# [WHAT YOU WILL DO]
Reply with one number: how many lines contain the word "icon".

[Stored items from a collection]
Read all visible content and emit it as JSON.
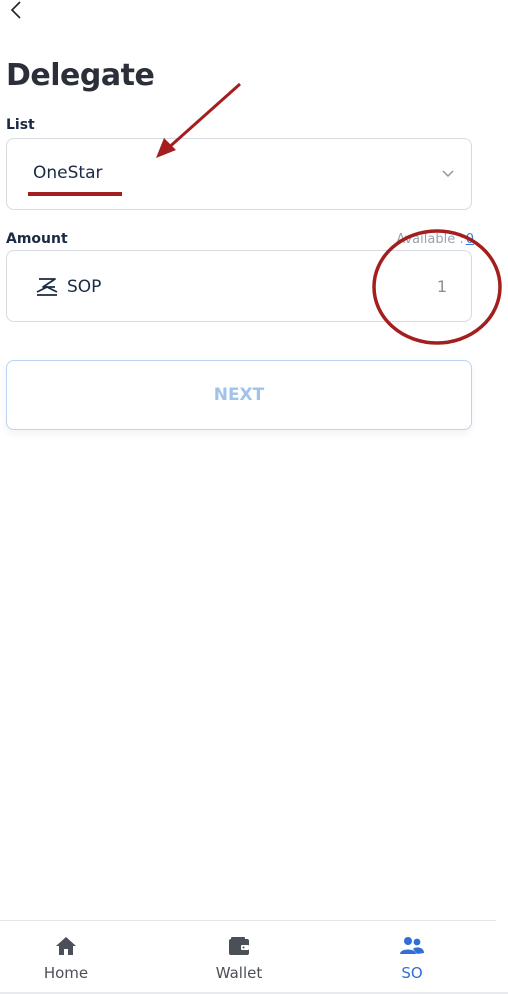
{
  "header": {
    "title": "Delegate"
  },
  "form": {
    "list_label": "List",
    "list_value": "OneStar",
    "amount_label": "Amount",
    "available_label": "Available :",
    "available_value": "0",
    "coin_name": "SOP",
    "amount_value": "1"
  },
  "actions": {
    "next_label": "NEXT"
  },
  "tabs": [
    {
      "label": "Home",
      "icon": "home-icon"
    },
    {
      "label": "Wallet",
      "icon": "wallet-icon"
    },
    {
      "label": "SO",
      "icon": "users-icon"
    }
  ],
  "colors": {
    "accent": "#2f6fd6",
    "annotation": "#a31f1f",
    "next_text": "#9fc3ea",
    "next_border": "#b9d3f0"
  }
}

# [REPLY TO THE EXERCISE]
3